◆ **Set problem**: Copy out all the lines where "name" shows up.

::::::::::

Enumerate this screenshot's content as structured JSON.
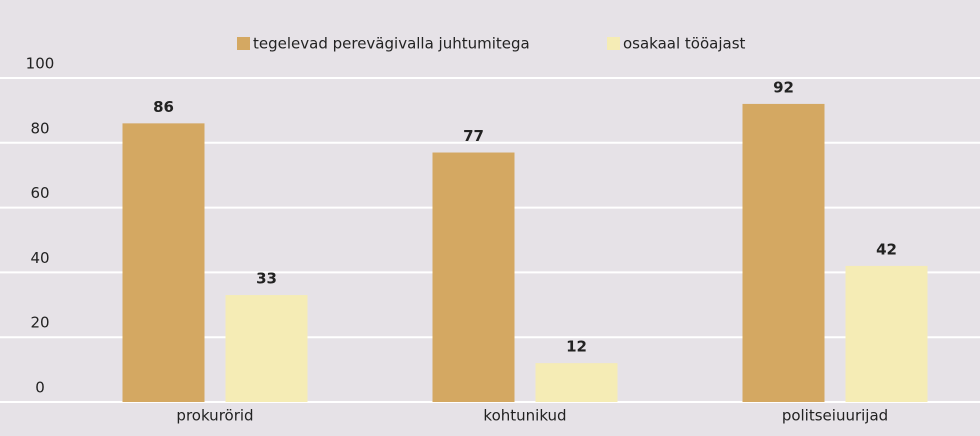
{
  "chart_data": {
    "type": "bar",
    "categories": [
      "prokurörid",
      "kohtunikud",
      "politseiuurijad"
    ],
    "series": [
      {
        "name": "tegelevad perevägivalla juhtumitega",
        "color": "#d4a862",
        "values": [
          86,
          77,
          92
        ]
      },
      {
        "name": "osakaal tööajast",
        "color": "#f5ecb5",
        "values": [
          33,
          12,
          42
        ]
      }
    ],
    "ylim": [
      0,
      100
    ],
    "yticks": [
      0,
      20,
      40,
      60,
      80,
      100
    ],
    "grid": true,
    "legend": "top"
  }
}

::::::::::

◆ **The result**:
        "name": "tegelevad perevägivalla juhtumitega",
        "name": "osakaal tööajast",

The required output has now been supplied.